GIVEN INFORMATION:
:::
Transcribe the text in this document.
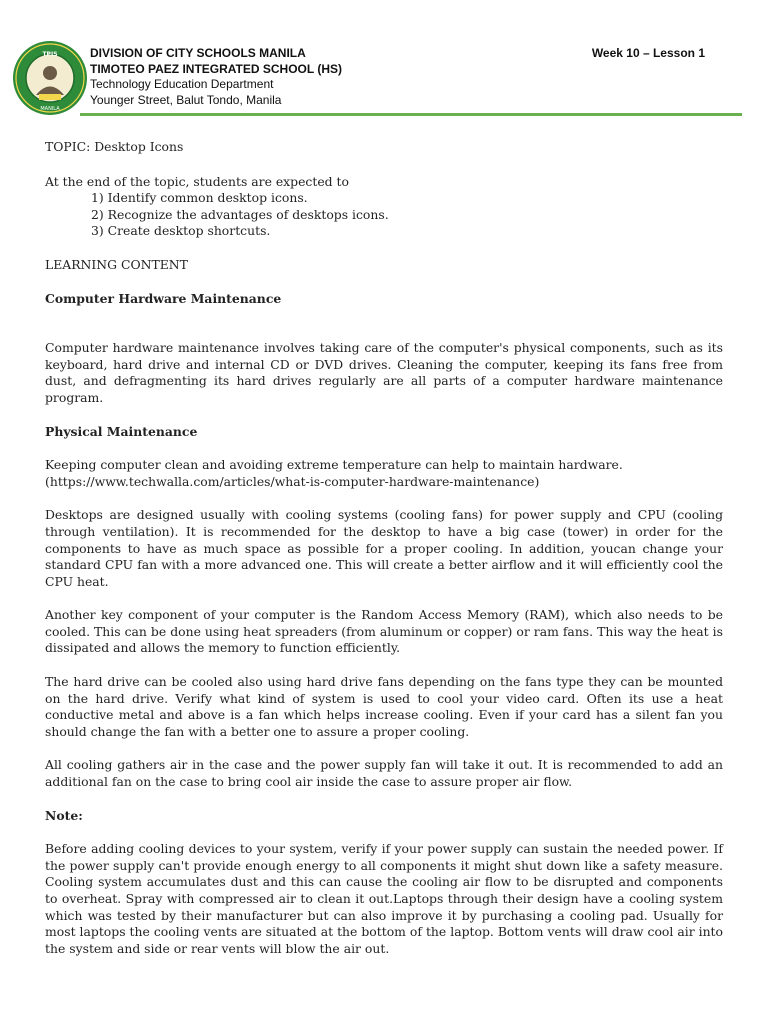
TPIS
MANILA
DIVISION OF CITY SCHOOLS MANILA
TIMOTEO PAEZ INTEGRATED SCHOOL (HS)
Technology Education Department
Younger Street, Balut Tondo, Manila
Week 10 – Lesson 1

TOPIC: Desktop Icons

At the end of the topic, students are expected to

1) Identify common desktop icons.

2) Recognize the advantages of desktops icons.

3) Create desktop shortcuts.

LEARNING CONTENT

Computer Hardware Maintenance

Computer hardware maintenance involves taking care of the computer's physical components, such as its keyboard, hard drive and internal CD or DVD drives. Cleaning the computer, keeping its fans free from dust, and defragmenting its hard drives regularly are all parts of a computer hardware maintenance program.

Physical Maintenance

Keeping computer clean and avoiding extreme temperature can help to maintain hardware.

(https://www.techwalla.com/articles/what-is-computer-hardware-maintenance)

Desktops are designed usually with cooling systems (cooling fans) for power supply and CPU (cooling through ventilation). It is recommended for the desktop to have a big case (tower) in order for the components to have as much space as possible for a proper cooling. In addition, youcan change your standard CPU fan with a more advanced one. This will create a better airflow and it will efficiently cool the CPU heat.

Another key component of your computer is the Random Access Memory (RAM), which also needs to be cooled. This can be done using heat spreaders (from aluminum or copper) or ram fans. This way the heat is dissipated and allows the memory to function efficiently.

The hard drive can be cooled also using hard drive fans depending on the fans type they can be mounted on the hard drive. Verify what kind of system is used to cool your video card. Often its use a heat conductive metal and above is a fan which helps increase cooling. Even if your card has a silent fan you should change the fan with a better one to assure a proper cooling.

All cooling gathers air in the case and the power supply fan will take it out. It is recommended to add an additional fan on the case to bring cool air inside the case to assure proper air flow.

Note:

Before adding cooling devices to your system, verify if your power supply can sustain the needed power. If the power supply can't provide enough energy to all components it might shut down like a safety measure. Cooling system accumulates dust and this can cause the cooling air flow to be disrupted and components to overheat. Spray with compressed air to clean it out.Laptops through their design have a cooling system which was tested by their manufacturer but can also improve it by purchasing a cooling pad. Usually for most laptops the cooling vents are situated at the bottom of the laptop. Bottom vents will draw cool air into the system and side or rear vents will blow the air out.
:::
INSTRUCTIONS TO FOLLOW: From the entries above, copy out every line where the string "recommended" appears.

ANSWER FOR THIS EXERCISE:
Desktops are designed usually with cooling systems (cooling fans) for power supply and CPU (cooling through ventilation). It is recommended for the desktop to have a big case (tower) in order for the components to have as much space as possible for a proper cooling. In addition, youcan change your standard CPU fan with a more advanced one. This will create a better airflow and it will efficiently cool the CPU heat.
All cooling gathers air in the case and the power supply fan will take it out. It is recommended to add an additional fan on the case to bring cool air inside the case to assure proper air flow.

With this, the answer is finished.